══ Information shown
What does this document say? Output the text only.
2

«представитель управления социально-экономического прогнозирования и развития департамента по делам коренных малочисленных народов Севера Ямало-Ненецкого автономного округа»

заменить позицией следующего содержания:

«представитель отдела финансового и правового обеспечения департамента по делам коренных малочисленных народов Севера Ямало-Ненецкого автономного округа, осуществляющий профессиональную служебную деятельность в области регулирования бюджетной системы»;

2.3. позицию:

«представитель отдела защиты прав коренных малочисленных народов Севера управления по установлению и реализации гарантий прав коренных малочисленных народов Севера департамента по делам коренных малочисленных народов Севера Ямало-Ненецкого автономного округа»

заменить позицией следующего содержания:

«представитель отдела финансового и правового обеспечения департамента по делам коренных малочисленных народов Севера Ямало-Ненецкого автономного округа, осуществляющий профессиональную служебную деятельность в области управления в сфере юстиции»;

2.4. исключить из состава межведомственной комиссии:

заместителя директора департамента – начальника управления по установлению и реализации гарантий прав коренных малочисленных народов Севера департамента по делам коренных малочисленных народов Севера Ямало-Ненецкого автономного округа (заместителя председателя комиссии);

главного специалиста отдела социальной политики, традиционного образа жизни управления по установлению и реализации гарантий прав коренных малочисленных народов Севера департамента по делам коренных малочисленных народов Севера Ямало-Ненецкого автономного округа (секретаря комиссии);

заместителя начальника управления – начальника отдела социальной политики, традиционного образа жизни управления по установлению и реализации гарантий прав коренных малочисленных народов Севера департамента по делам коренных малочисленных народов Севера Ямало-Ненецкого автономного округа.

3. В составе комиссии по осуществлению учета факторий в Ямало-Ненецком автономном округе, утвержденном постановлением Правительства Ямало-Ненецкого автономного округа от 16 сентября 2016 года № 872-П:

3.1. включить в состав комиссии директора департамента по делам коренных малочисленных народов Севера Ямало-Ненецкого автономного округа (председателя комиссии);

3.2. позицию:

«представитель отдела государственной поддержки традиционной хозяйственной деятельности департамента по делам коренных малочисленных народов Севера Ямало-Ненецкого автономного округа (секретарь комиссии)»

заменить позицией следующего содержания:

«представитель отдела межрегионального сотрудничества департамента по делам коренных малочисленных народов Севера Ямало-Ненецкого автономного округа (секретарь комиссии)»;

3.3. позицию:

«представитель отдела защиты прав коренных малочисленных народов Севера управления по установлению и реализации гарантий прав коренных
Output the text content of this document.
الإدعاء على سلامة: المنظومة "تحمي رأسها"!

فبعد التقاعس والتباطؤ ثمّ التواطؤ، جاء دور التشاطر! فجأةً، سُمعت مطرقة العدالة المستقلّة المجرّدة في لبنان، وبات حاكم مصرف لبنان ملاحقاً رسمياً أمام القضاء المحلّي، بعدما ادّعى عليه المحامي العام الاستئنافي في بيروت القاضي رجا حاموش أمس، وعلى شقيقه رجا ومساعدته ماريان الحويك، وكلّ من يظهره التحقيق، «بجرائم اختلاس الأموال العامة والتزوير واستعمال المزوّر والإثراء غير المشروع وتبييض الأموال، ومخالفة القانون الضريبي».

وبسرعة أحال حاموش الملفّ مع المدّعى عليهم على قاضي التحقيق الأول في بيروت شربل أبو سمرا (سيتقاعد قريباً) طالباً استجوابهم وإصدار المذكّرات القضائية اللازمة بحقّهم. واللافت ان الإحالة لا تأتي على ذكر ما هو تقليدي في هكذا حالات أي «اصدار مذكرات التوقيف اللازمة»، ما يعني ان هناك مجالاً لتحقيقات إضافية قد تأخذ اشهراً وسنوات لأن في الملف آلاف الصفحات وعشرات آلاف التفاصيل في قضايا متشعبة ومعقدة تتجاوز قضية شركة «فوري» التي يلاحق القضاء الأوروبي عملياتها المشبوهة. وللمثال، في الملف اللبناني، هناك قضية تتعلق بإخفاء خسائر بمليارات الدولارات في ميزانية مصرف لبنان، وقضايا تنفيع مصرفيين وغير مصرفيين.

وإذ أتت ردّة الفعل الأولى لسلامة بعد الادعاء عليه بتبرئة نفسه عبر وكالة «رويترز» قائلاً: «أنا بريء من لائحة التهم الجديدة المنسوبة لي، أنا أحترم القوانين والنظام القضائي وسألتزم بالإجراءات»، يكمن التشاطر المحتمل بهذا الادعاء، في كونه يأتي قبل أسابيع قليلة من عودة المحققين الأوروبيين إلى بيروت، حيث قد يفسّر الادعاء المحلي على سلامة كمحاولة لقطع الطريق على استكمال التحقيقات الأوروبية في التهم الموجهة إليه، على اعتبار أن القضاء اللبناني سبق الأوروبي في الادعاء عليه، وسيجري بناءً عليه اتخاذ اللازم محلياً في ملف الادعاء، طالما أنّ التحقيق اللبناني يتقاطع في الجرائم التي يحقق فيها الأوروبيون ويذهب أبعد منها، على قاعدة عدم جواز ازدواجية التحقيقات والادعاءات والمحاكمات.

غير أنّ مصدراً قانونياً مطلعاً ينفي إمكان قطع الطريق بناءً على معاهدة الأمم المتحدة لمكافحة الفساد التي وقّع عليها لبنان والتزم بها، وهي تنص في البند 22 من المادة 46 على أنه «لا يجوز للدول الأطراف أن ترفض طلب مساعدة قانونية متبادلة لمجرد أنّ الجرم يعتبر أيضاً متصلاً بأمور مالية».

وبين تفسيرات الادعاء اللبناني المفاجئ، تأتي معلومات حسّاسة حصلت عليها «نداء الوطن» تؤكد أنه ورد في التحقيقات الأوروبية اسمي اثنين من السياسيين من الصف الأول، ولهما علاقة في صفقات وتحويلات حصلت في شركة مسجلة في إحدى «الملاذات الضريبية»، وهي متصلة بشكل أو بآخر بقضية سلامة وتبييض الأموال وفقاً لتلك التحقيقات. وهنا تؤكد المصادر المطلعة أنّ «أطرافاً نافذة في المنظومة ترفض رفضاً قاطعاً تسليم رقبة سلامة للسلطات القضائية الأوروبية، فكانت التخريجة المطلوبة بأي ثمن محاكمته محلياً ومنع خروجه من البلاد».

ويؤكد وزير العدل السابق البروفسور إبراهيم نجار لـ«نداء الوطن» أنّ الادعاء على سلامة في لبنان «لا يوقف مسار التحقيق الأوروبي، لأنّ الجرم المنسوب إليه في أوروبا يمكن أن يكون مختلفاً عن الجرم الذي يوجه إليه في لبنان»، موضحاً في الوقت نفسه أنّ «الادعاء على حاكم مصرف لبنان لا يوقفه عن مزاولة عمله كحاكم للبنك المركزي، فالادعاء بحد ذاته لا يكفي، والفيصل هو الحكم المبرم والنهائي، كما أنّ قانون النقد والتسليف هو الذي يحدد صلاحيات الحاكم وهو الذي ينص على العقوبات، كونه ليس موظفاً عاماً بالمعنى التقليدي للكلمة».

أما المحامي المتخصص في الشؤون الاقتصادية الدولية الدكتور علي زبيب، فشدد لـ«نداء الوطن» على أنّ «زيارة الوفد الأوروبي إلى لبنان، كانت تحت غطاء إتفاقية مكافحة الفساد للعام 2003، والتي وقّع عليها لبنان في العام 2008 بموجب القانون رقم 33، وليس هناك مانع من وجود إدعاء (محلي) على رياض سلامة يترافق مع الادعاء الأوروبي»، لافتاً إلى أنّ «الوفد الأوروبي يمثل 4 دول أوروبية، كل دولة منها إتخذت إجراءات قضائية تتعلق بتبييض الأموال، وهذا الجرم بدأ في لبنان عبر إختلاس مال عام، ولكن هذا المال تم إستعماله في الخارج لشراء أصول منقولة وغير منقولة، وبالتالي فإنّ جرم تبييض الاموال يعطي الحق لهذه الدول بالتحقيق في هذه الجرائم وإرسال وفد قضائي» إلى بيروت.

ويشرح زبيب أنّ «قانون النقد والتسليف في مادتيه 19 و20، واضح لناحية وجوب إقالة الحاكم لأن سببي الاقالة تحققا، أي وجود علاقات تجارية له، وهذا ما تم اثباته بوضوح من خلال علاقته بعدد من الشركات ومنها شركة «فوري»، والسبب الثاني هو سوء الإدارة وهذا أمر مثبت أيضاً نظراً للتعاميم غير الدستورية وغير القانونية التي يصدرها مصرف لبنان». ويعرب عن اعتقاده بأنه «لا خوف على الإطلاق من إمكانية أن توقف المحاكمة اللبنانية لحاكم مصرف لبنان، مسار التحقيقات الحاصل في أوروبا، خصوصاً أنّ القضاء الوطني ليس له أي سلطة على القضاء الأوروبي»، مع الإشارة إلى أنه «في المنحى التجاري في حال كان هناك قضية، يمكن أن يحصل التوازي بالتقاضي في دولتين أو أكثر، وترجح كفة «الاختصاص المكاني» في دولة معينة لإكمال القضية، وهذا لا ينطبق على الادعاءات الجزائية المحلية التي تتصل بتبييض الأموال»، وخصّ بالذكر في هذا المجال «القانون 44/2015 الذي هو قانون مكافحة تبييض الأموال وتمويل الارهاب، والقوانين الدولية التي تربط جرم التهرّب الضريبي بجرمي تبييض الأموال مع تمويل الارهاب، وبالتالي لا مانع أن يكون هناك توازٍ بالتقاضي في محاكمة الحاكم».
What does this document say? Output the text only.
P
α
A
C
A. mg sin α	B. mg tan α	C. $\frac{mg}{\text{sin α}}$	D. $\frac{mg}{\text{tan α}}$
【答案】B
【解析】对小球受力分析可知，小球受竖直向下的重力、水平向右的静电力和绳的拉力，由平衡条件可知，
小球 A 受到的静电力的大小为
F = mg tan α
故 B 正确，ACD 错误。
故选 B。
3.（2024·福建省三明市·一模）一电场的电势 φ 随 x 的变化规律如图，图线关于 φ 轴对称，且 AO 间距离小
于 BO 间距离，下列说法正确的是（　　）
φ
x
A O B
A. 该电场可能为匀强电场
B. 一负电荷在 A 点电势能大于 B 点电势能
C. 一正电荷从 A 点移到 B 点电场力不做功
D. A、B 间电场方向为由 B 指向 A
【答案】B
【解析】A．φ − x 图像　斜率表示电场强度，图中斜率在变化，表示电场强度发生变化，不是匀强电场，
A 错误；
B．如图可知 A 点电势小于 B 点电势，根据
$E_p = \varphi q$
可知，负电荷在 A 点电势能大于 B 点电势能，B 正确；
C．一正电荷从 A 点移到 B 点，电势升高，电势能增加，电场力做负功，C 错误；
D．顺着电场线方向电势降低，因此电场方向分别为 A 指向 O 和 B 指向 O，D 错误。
════
Problem to solve ▸ Pull every line holding "председателя" out of the records.

Problem solution ▸
заместителя директора департамента – начальника управления по установлению и реализации гарантий прав коренных малочисленных народов Севера департамента по делам коренных малочисленных народов Севера Ямало-Ненецкого автономного округа (заместителя председателя комиссии);
3.1. включить в состав комиссии директора департамента по делам коренных малочисленных народов Севера Ямало-Ненецкого автономного округа (председателя комиссии);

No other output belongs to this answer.